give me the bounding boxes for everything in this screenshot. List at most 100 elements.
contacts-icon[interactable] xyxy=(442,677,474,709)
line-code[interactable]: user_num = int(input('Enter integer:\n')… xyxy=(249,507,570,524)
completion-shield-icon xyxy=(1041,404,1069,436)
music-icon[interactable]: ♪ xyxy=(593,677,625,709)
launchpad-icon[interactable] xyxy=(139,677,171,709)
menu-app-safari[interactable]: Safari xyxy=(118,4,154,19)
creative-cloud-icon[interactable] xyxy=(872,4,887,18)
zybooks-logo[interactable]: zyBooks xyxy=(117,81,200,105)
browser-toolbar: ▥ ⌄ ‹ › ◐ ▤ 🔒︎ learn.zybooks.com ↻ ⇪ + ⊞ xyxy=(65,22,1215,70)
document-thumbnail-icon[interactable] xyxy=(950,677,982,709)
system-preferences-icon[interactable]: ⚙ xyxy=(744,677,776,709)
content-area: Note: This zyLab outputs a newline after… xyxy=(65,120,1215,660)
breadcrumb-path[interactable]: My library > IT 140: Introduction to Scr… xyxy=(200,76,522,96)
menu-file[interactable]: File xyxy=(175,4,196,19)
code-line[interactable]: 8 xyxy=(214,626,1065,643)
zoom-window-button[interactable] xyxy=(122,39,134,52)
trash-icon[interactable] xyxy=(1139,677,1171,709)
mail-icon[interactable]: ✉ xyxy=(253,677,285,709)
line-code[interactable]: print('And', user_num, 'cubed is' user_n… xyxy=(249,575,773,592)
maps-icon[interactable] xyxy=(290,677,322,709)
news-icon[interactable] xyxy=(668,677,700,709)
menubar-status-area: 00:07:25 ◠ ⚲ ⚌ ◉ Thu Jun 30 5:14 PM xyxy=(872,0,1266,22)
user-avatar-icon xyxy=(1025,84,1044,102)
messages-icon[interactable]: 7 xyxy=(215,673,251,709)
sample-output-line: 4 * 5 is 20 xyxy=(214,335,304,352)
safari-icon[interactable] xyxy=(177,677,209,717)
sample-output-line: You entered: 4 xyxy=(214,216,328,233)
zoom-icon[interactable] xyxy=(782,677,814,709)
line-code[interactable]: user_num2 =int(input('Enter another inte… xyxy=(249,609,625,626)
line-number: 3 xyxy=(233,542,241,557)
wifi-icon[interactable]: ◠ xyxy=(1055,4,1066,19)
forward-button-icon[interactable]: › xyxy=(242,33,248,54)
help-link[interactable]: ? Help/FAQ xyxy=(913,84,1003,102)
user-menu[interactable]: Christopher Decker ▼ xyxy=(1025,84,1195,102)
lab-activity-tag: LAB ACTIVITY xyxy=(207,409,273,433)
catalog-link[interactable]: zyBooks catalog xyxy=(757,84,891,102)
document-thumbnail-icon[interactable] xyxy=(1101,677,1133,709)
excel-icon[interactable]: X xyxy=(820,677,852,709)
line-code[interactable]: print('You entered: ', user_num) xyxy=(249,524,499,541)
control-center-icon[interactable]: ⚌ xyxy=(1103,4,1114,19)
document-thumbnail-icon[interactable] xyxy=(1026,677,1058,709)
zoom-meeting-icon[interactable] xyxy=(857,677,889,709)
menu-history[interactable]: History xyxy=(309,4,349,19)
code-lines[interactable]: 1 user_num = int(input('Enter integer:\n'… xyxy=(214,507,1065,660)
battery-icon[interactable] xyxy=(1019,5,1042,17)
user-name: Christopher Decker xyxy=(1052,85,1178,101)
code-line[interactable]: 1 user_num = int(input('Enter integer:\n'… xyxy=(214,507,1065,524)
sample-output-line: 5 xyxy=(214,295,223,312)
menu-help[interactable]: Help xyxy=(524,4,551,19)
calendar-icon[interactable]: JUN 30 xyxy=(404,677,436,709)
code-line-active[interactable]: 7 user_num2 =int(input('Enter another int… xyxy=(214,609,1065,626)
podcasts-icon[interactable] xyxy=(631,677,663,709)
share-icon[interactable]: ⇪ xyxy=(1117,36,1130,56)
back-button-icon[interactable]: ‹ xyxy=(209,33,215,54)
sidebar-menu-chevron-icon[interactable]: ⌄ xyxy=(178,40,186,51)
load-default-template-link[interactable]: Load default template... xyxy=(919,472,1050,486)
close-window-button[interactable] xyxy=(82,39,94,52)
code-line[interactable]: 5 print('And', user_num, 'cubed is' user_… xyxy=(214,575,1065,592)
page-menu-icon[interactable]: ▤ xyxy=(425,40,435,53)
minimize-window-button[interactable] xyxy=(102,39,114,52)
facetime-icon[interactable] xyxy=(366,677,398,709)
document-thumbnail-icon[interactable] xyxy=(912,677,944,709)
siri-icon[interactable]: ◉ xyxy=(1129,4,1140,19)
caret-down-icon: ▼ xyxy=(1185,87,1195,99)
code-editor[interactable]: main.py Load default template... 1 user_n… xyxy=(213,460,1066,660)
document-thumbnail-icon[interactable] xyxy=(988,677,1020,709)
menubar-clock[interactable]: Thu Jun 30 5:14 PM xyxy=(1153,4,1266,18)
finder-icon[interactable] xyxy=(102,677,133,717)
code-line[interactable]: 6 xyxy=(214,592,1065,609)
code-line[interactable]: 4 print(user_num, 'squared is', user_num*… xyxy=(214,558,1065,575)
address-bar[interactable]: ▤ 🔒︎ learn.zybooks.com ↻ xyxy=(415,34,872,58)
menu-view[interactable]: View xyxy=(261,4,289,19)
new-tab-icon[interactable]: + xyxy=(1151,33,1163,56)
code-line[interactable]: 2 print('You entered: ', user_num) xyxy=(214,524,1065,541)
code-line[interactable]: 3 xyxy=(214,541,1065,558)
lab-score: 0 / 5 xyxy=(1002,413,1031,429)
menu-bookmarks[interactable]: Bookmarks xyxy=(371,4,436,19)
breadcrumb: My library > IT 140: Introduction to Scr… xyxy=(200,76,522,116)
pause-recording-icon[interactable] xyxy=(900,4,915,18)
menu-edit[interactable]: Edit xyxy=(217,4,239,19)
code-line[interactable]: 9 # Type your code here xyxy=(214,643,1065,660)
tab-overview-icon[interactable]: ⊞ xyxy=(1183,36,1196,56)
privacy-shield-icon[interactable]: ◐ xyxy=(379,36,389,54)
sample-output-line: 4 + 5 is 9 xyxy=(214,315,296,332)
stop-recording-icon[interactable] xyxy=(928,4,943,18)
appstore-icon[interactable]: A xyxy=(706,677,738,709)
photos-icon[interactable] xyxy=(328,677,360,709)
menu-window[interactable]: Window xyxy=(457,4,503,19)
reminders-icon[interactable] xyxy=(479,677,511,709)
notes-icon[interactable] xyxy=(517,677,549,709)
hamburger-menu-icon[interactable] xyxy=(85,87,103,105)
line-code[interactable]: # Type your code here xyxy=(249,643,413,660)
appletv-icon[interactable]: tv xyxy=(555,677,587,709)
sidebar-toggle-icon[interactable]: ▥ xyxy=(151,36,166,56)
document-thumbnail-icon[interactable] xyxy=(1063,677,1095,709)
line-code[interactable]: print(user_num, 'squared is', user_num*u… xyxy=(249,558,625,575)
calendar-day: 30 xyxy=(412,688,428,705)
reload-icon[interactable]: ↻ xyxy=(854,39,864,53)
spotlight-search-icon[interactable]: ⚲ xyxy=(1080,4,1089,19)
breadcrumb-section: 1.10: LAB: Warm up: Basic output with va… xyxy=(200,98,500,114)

◆ ◆ ◆ ◆

→ Task directions
Pull out every line of the records from the very first line through the line containing "zybooks-logo[interactable]: zyBooks xyxy=(117,81,200,105)", both included. Copy each one word for word.

→ Exercise output
give me the bounding boxes for everything in this screenshot. List at most 100 elements.
contacts-icon[interactable] xyxy=(442,677,474,709)
line-code[interactable]: user_num = int(input('Enter integer:\n')… xyxy=(249,507,570,524)
completion-shield-icon xyxy=(1041,404,1069,436)
music-icon[interactable]: ♪ xyxy=(593,677,625,709)
launchpad-icon[interactable] xyxy=(139,677,171,709)
menu-app-safari[interactable]: Safari xyxy=(118,4,154,19)
creative-cloud-icon[interactable] xyxy=(872,4,887,18)
zybooks-logo[interactable]: zyBooks xyxy=(117,81,200,105)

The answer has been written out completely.